Stored entries:
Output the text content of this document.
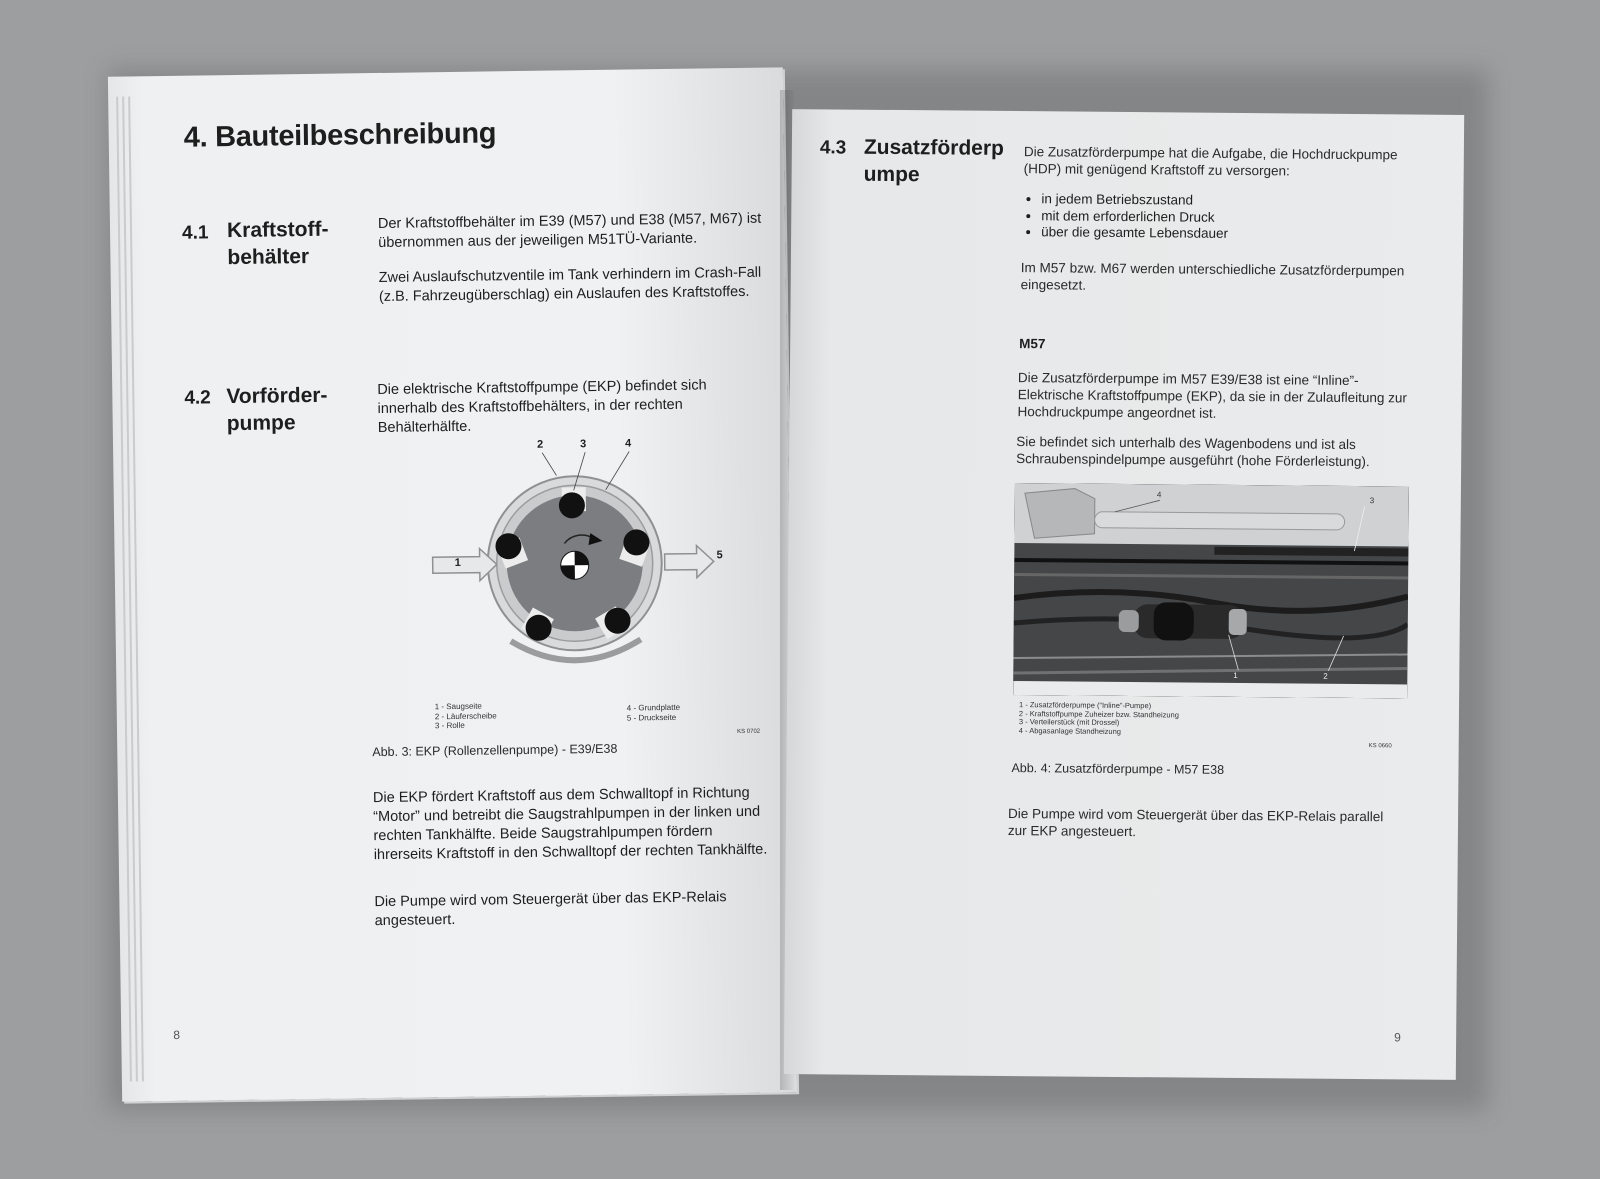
4. Bauteilbeschreibung
4.1 Kraftstoff- behälter
Der Kraftstoffbehälter im E39 (M57) und E38 (M57, M67) ist übernommen aus der jeweiligen M51TÜ-Variante.
Zwei Auslaufschutzventile im Tank verhindern im Crash-Fall (z.B. Fahrzeugüberschlag) ein Auslaufen des Kraftstoffes.
4.2 Vorförder- pumpe
Die elektrische Kraftstoffpumpe (EKP) befindet sich innerhalb des Kraftstoffbehälters, in der rechten Behälterhälfte.
1
2	3	4
5
1 - Saugseite
2 - Läuferscheibe
3 - Rolle
4 - Grundplatte
5 - Druckseite
KS 0702
Abb. 3: EKP (Rollenzellenpumpe) - E39/E38
Die EKP fördert Kraftstoff aus dem Schwalltopf in Richtung “Motor” und betreibt die Saugstrahlpumpen in der linken und rechten Tankhälfte. Beide Saugstrahlpumpen fördern ihrerseits Kraftstoff in den Schwalltopf der rechten Tankhälfte.
Die Pumpe wird vom Steuergerät über das EKP-Relais angesteuert.
8
4.3 Zusatzförderp umpe
Die Zusatzförderpumpe hat die Aufgabe, die Hochdruckpumpe (HDP) mit genügend Kraftstoff zu versorgen:
• in jedem Betriebszustand
• mit dem erforderlichen Druck
• über die gesamte Lebensdauer
Im M57 bzw. M67 werden unterschiedliche Zusatzförderpumpen eingesetzt.
M57
Die Zusatzförderpumpe im M57 E39/E38 ist eine “Inline”-Elektrische Kraftstoffpumpe (EKP), da sie in der Zulaufleitung zur Hochdruckpumpe angeordnet ist.
Sie befindet sich unterhalb des Wagenbodens und ist als Schraubenspindelpumpe ausgeführt (hohe Förderleistung).
1	2
3
4
1 - Zusatzförderpumpe (“Inline”-Pumpe)
2 - Kraftstoffpumpe Zuheizer bzw. Standheizung
3 - Verteilerstück (mit Drossel)
4 - Abgasanlage Standheizung
KS 0660
Abb. 4: Zusatzförderpumpe - M57 E38
Die Pumpe wird vom Steuergerät über das EKP-Relais parallel zur EKP angesteuert.
9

#### REQUIREMENT:
Each record above must be returned exactly as written, with its pictures omitted.

#### EXERCISE OUTPUT:
Output the text content of this document.
4. Bauteilbeschreibung
4.1 Kraftstoff- behälter
Der Kraftstoffbehälter im E39 (M57) und E38 (M57, M67) ist übernommen aus der jeweiligen M51TÜ-Variante.
Zwei Auslaufschutzventile im Tank verhindern im Crash-Fall (z.B. Fahrzeugüberschlag) ein Auslaufen des Kraftstoffes.
4.2 Vorförder- pumpe
Die elektrische Kraftstoffpumpe (EKP) befindet sich innerhalb des Kraftstoffbehälters, in der rechten Behälterhälfte.
1
2	3	4
5
1 - Saugseite
2 - Läuferscheibe
3 - Rolle
4 - Grundplatte
5 - Druckseite
KS 0702
Abb. 3: EKP (Rollenzellenpumpe) - E39/E38
Die EKP fördert Kraftstoff aus dem Schwalltopf in Richtung “Motor” und betreibt die Saugstrahlpumpen in der linken und rechten Tankhälfte. Beide Saugstrahlpumpen fördern ihrerseits Kraftstoff in den Schwalltopf der rechten Tankhälfte.
Die Pumpe wird vom Steuergerät über das EKP-Relais angesteuert.
8
4.3 Zusatzförderp umpe
Die Zusatzförderpumpe hat die Aufgabe, die Hochdruckpumpe (HDP) mit genügend Kraftstoff zu versorgen:
• in jedem Betriebszustand
• mit dem erforderlichen Druck
• über die gesamte Lebensdauer
Im M57 bzw. M67 werden unterschiedliche Zusatzförderpumpen eingesetzt.
M57
Die Zusatzförderpumpe im M57 E39/E38 ist eine “Inline”-Elektrische Kraftstoffpumpe (EKP), da sie in der Zulaufleitung zur Hochdruckpumpe angeordnet ist.
Sie befindet sich unterhalb des Wagenbodens und ist als Schraubenspindelpumpe ausgeführt (hohe Förderleistung).
1	2
3
4
1 - Zusatzförderpumpe (“Inline”-Pumpe)
2 - Kraftstoffpumpe Zuheizer bzw. Standheizung
3 - Verteilerstück (mit Drossel)
4 - Abgasanlage Standheizung
KS 0660
Abb. 4: Zusatzförderpumpe - M57 E38
Die Pumpe wird vom Steuergerät über das EKP-Relais parallel zur EKP angesteuert.
9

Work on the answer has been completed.